---- Excerpted data

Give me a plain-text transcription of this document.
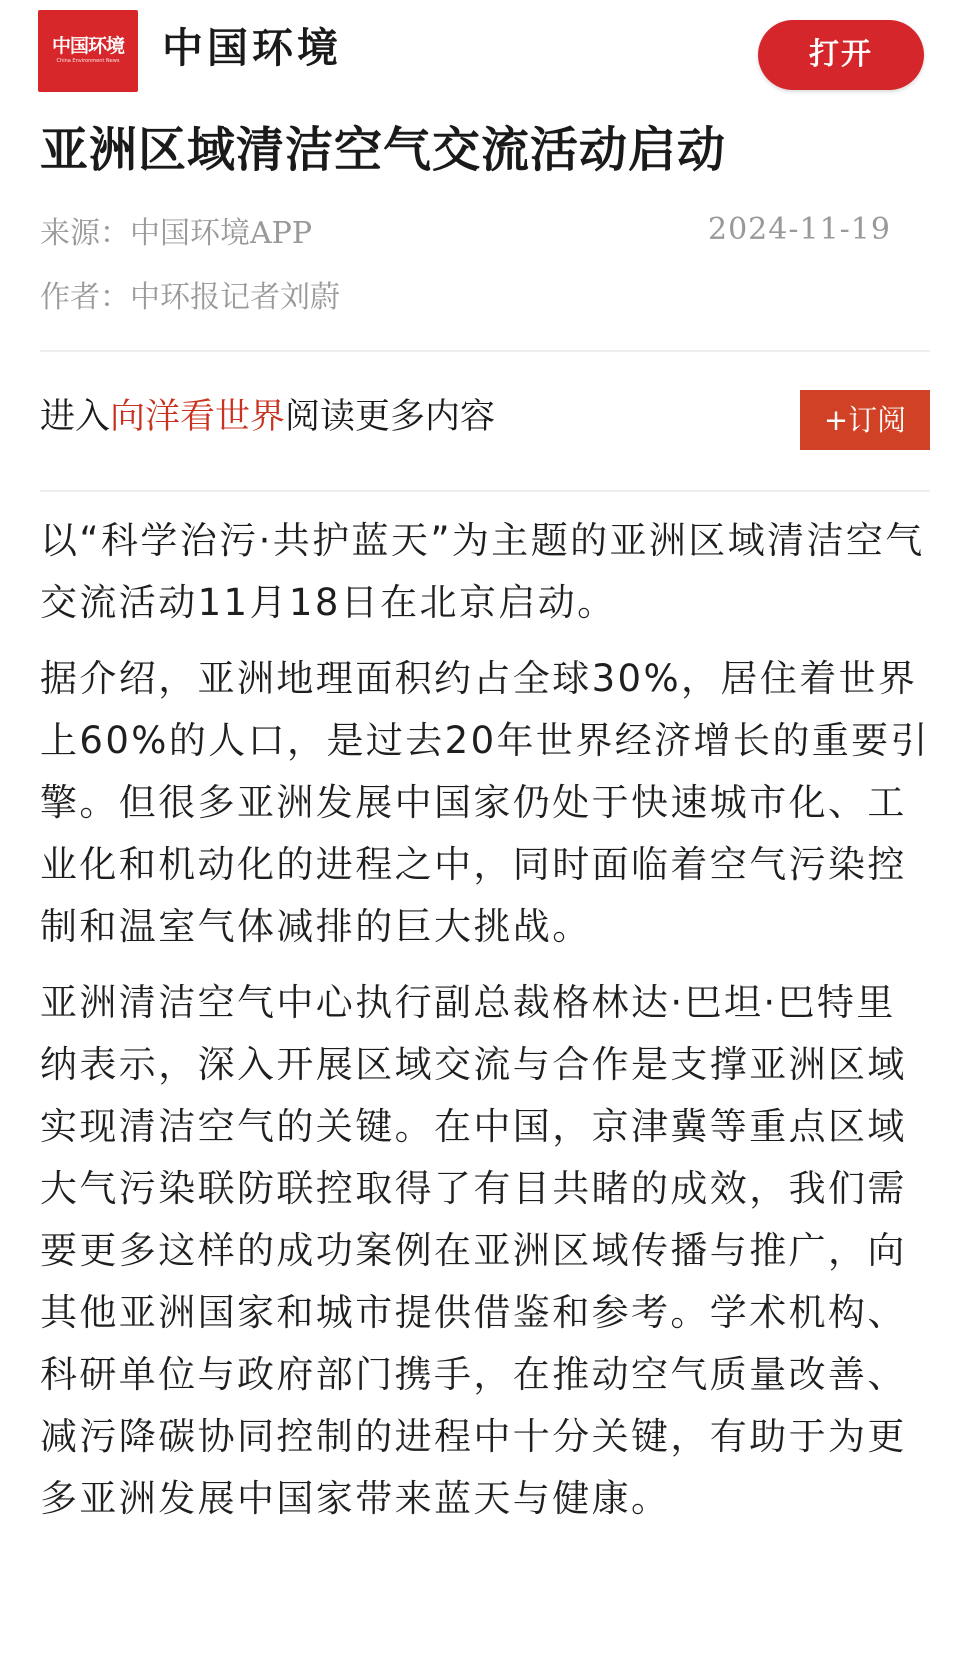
中国环境
China Environment News	中国环境	打开
亚洲区域清洁空气交流活动启动
来源：中国环境APP	2024-11-19
作者：中环报记者刘蔚
进入向洋看世界阅读更多内容	+订阅

以“科学治污·共护蓝天”为主题的亚洲区域清洁空气交流活动11月18日在北京启动。

据介绍，亚洲地理面积约占全球30%，居住着世界上60%的人口，是过去20年世界经济增长的重要引擎。但很多亚洲发展中国家仍处于快速城市化、工业化和机动化的进程之中，同时面临着空气污染控制和温室气体减排的巨大挑战。

亚洲清洁空气中心执行副总裁格林达·巴坦·巴特里纳表示，深入开展区域交流与合作是支撑亚洲区域实现清洁空气的关键。在中国，京津冀等重点区域大气污染联防联控取得了有目共睹的成效，我们需要更多这样的成功案例在亚洲区域传播与推广，向其他亚洲国家和城市提供借鉴和参考。学术机构、科研单位与政府部门携手，在推动空气质量改善、减污降碳协同控制的进程中十分关键，有助于为更多亚洲发展中国家带来蓝天与健康。
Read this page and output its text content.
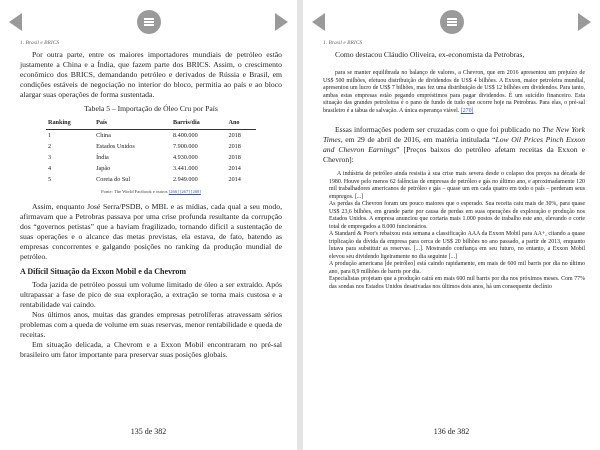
1. Brasil e BRICS

Por outra parte, entre os maiores importadores mundiais de petróleo estão justamente a China e a Índia, que fazem parte dos BRICS. Assim, o crescimento econômico dos BRICS, demandando petróleo e derivados de Rússia e Brasil, em condições estáveis de negociação no interior do bloco, permitia ao país e ao bloco alargar suas operações de forma sustentada.

Tabela 5 – Importação de Óleo Cru por País
Ranking	País	Barris/dia	Ano
1	China	8.400.000	2018
2	Estados Unidos	7.900.000	2018
3	Índia	4.930.000	2018
4	Japão	3.441.000	2014
5	Coreia do Sul	2.949.000	2014
Fonte: The World Factbook e outros [266] [267] [268]

Assim, enquanto José Serra/PSDB, o MBL e as mídias, cada qual a seu modo, afirmavam que a Petrobras passava por uma crise profunda resultante da corrupção dos “governos petistas” que a haviam fragilizado, tornando difícil a sustentação de suas operações e o alcance das metas previstas, ela estava, de fato, batendo as empresas concorrentes e galgando posições no ranking da produção mundial de petróleo.

A Difícil Situação da Exxon Mobil e da Chevrom

Toda jazida de petróleo possui um volume limitado de óleo a ser extraído. Após ultrapassar a fase de pico de sua exploração, a extração se torna mais custosa e a rentabilidade vai caindo.

Nos últimos anos, muitas das grandes empresas petrolíferas atravessam sérios problemas com a queda de volume em suas reservas, menor rentabilidade e queda de receitas.

Em situação delicada, a Chevrom e a Exxon Mobil encontraram no pré-sal brasileiro um fator importante para preservar suas posições globais.

135 de 382
1. Brasil e BRICS

Como destacou Cláudio Oliveira, ex-economista da Petrobras,

para se manter equilibrada no balanço de valores, a Chevron, que em 2016 apresentou um prejuízo de US$ 500 milhões, efetuou distribuição de dividendos de US$ 4 bilhões. A Exxon, maior petroleira mundial, apresentou um lucro de US$ 7 bilhões, mas fez uma distribuição de US$ 12 bilhões em dividendos. Para tanto, ambas estas empresas estão pegando empréstimos para pagar dividendos. É um suicídio financeiro. Esta situação das grandes petroleiras é o pano de fundo de tudo que ocorre hoje na Petrobras. Para elas, o pré-sal brasileiro é a tábua de salvação. A única esperança viável. [270]

Essas informações podem ser cruzadas com o que foi publicado no The New York Times, em 29 de abril de 2016, em matéria intitulada “Low Oil Prices Pinch Exxon and Chevron Earnings” [Preços baixos do petróleo afetam receitas da Exxon e Chevron]:

A indústria de petróleo ainda resistia à sua crise mais severa desde o colapso dos preços na década de 1980. Houve pelo menos 62 falências de empresas de petróleo e gás no último ano, e aproximadamente 120 mil trabalhadores americanos de petróleo e gás – quase um em cada quatro em todo o país – perderam seus empregos. [...]

As perdas da Chevron foram um pouco maiores que o esperado. Sua receita caiu mais de 30%, para quase US$ 23,6 bilhões, em grande parte por causa de perdas em suas operações de exploração e produção nos Estados Unidos. A empresa anunciou que cortaria mais 1.000 postos de trabalho este ano, elevando o corte total de empregados a 8.000 funcionários.

A Standard & Poor's rebaixou esta semana a classificação AAA da Exxon Mobil para AA+, citando a quase triplicação da dívida da empresa para cerca de US$ 20 bilhões no ano passado, a partir de 2013, enquanto lutava para substituir as reservas. [...]. Mostrando confiança em seu futuro, no entanto, a Exxon Mobil elevou seu dividendo ligeiramente no dia seguinte [...]

A produção americana [de petróleo] está caindo rapidamente, em mais de 600 mil barris por dia no último ano, para 8,9 milhões de barris por dia.

Especialistas projetam que a produção cairá em mais 600 mil barris por dia nos próximos meses. Com 77% das sondas nos Estados Unidos desativadas nos últimos dois anos, há um consequente declínio

136 de 382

--------

Problem details ▸
Copy the records above exactly. The pictures are not part of the copy.

Written reply ▸
Give me a plain-text transcription of this document.
中国环境
China Environment News	中国环境	打开
亚洲区域清洁空气交流活动启动
来源：中国环境APP	2024-11-19
作者：中环报记者刘蔚
进入向洋看世界阅读更多内容	+订阅

以“科学治污·共护蓝天”为主题的亚洲区域清洁空气交流活动11月18日在北京启动。

据介绍，亚洲地理面积约占全球30%，居住着世界上60%的人口，是过去20年世界经济增长的重要引擎。但很多亚洲发展中国家仍处于快速城市化、工业化和机动化的进程之中，同时面临着空气污染控制和温室气体减排的巨大挑战。

亚洲清洁空气中心执行副总裁格林达·巴坦·巴特里纳表示，深入开展区域交流与合作是支撑亚洲区域实现清洁空气的关键。在中国，京津冀等重点区域大气污染联防联控取得了有目共睹的成效，我们需要更多这样的成功案例在亚洲区域传播与推广，向其他亚洲国家和城市提供借鉴和参考。学术机构、科研单位与政府部门携手，在推动空气质量改善、减污降碳协同控制的进程中十分关键，有助于为更多亚洲发展中国家带来蓝天与健康。
Read this page and output its text content.
1. Brasil e BRICS

Por outra parte, entre os maiores importadores mundiais de petróleo estão justamente a China e a Índia, que fazem parte dos BRICS. Assim, o crescimento econômico dos BRICS, demandando petróleo e derivados de Rússia e Brasil, em condições estáveis de negociação no interior do bloco, permitia ao país e ao bloco alargar suas operações de forma sustentada.

Tabela 5 – Importação de Óleo Cru por País
Ranking	País	Barris/dia	Ano
1	China	8.400.000	2018
2	Estados Unidos	7.900.000	2018
3	Índia	4.930.000	2018
4	Japão	3.441.000	2014
5	Coreia do Sul	2.949.000	2014
Fonte: The World Factbook e outros [266] [267] [268]

Assim, enquanto José Serra/PSDB, o MBL e as mídias, cada qual a seu modo, afirmavam que a Petrobras passava por uma crise profunda resultante da corrupção dos “governos petistas” que a haviam fragilizado, tornando difícil a sustentação de suas operações e o alcance das metas previstas, ela estava, de fato, batendo as empresas concorrentes e galgando posições no ranking da produção mundial de petróleo.

A Difícil Situação da Exxon Mobil e da Chevrom

Toda jazida de petróleo possui um volume limitado de óleo a ser extraído. Após ultrapassar a fase de pico de sua exploração, a extração se torna mais custosa e a rentabilidade vai caindo.

Nos últimos anos, muitas das grandes empresas petrolíferas atravessam sérios problemas com a queda de volume em suas reservas, menor rentabilidade e queda de receitas.

Em situação delicada, a Chevrom e a Exxon Mobil encontraram no pré-sal brasileiro um fator importante para preservar suas posições globais.

135 de 382
1. Brasil e BRICS

Como destacou Cláudio Oliveira, ex-economista da Petrobras,

para se manter equilibrada no balanço de valores, a Chevron, que em 2016 apresentou um prejuízo de US$ 500 milhões, efetuou distribuição de dividendos de US$ 4 bilhões. A Exxon, maior petroleira mundial, apresentou um lucro de US$ 7 bilhões, mas fez uma distribuição de US$ 12 bilhões em dividendos. Para tanto, ambas estas empresas estão pegando empréstimos para pagar dividendos. É um suicídio financeiro. Esta situação das grandes petroleiras é o pano de fundo de tudo que ocorre hoje na Petrobras. Para elas, o pré-sal brasileiro é a tábua de salvação. A única esperança viável. [270]

Essas informações podem ser cruzadas com o que foi publicado no The New York Times, em 29 de abril de 2016, em matéria intitulada “Low Oil Prices Pinch Exxon and Chevron Earnings” [Preços baixos do petróleo afetam receitas da Exxon e Chevron]:

A indústria de petróleo ainda resistia à sua crise mais severa desde o colapso dos preços na década de 1980. Houve pelo menos 62 falências de empresas de petróleo e gás no último ano, e aproximadamente 120 mil trabalhadores americanos de petróleo e gás – quase um em cada quatro em todo o país – perderam seus empregos. [...]

As perdas da Chevron foram um pouco maiores que o esperado. Sua receita caiu mais de 30%, para quase US$ 23,6 bilhões, em grande parte por causa de perdas em suas operações de exploração e produção nos Estados Unidos. A empresa anunciou que cortaria mais 1.000 postos de trabalho este ano, elevando o corte total de empregados a 8.000 funcionários.

A Standard & Poor's rebaixou esta semana a classificação AAA da Exxon Mobil para AA+, citando a quase triplicação da dívida da empresa para cerca de US$ 20 bilhões no ano passado, a partir de 2013, enquanto lutava para substituir as reservas. [...]. Mostrando confiança em seu futuro, no entanto, a Exxon Mobil elevou seu dividendo ligeiramente no dia seguinte [...]

A produção americana [de petróleo] está caindo rapidamente, em mais de 600 mil barris por dia no último ano, para 8,9 milhões de barris por dia.

Especialistas projetam que a produção cairá em mais 600 mil barris por dia nos próximos meses. Com 77% das sondas nos Estados Unidos desativadas nos últimos dois anos, há um consequente declínio

136 de 382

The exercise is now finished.